What to work on:
Go over the entries below line by line, copying each one that contains the word "triangle".

Record extracts:
=======

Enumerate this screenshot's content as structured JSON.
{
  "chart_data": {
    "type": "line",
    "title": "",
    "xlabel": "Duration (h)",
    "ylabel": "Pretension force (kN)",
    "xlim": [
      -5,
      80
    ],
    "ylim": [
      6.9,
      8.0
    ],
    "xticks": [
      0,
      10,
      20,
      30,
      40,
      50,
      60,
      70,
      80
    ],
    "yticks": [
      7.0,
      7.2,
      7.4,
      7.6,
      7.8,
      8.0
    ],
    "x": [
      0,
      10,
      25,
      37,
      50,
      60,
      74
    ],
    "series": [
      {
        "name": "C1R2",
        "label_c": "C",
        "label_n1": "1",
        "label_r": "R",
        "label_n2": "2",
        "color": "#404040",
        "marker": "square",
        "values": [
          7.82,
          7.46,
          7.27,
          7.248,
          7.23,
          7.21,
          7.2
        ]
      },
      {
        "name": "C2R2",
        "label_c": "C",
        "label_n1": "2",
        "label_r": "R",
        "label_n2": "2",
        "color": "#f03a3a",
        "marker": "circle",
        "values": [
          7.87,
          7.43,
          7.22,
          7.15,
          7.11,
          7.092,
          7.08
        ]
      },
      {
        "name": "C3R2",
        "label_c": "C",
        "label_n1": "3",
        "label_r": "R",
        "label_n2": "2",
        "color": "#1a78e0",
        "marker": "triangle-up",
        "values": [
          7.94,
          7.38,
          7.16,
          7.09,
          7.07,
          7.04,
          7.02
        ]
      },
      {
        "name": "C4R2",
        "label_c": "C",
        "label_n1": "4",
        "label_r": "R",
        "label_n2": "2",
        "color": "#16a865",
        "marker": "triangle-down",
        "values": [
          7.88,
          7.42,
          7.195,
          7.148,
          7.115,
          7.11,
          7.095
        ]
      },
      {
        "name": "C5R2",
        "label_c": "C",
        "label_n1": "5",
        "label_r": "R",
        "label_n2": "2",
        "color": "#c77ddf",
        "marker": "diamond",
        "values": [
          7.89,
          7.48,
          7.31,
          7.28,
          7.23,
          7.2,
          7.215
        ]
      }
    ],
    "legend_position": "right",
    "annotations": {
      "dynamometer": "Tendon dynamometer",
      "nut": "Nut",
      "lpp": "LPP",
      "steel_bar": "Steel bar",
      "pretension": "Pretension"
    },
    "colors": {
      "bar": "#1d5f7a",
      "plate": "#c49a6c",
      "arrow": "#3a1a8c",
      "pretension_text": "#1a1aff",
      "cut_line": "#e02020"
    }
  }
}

=======

Exercise result:
        "marker": "triangle-up",
        "marker": "triangle-down",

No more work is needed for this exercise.